WHAT TO DO: Find each line containing the string "возможности". Copy it.

Data entries
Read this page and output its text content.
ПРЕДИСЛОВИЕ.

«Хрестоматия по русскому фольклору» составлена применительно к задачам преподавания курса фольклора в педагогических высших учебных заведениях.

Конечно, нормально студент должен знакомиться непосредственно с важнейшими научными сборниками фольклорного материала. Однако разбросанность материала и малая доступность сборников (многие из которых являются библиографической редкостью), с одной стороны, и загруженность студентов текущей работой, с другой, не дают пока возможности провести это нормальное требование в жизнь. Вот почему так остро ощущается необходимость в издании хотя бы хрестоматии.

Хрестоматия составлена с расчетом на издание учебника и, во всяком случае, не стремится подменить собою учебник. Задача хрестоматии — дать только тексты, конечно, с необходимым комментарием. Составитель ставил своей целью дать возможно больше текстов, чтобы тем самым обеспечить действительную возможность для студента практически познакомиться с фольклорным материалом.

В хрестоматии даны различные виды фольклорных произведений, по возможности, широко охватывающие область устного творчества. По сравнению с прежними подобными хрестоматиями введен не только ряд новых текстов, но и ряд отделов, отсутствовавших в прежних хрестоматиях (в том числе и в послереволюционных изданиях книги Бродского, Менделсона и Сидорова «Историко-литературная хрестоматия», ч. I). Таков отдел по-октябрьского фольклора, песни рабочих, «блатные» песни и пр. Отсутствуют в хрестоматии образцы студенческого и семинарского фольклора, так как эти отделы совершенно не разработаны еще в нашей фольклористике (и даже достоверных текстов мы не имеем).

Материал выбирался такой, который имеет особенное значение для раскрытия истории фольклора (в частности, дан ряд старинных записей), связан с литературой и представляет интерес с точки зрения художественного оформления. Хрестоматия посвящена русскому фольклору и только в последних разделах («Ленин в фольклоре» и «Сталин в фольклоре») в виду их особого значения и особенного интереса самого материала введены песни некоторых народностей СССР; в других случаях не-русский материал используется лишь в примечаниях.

RESPONSE TO THIS EXERCISE:
Конечно, нормально студент должен знакомиться непосредственно с важнейшими научными сборниками фольклорного материала. Однако разбросанность материала и малая доступность сборников (многие из которых являются библиографической редкостью), с одной стороны, и загруженность студентов текущей работой, с другой, не дают пока возможности провести это нормальное требование в жизнь. Вот почему так остро ощущается необходимость в издании хотя бы хрестоматии.
В хрестоматии даны различные виды фольклорных произведений, по возможности, широко охватывающие область устного творчества. По сравнению с прежними подобными хрестоматиями введен не только ряд новых текстов, но и ряд отделов, отсутствовавших в прежних хрестоматиях (в том числе и в послереволюционных изданиях книги Бродского, Менделсона и Сидорова «Историко-литературная хрестоматия», ч. I). Таков отдел по-октябрьского фольклора, песни рабочих, «блатные» песни и пр. Отсутствуют в хрестоматии образцы студенческого и семинарского фольклора, так как эти отделы совершенно не разработаны еще в нашей фольклористике (и даже достоверных текстов мы не имеем).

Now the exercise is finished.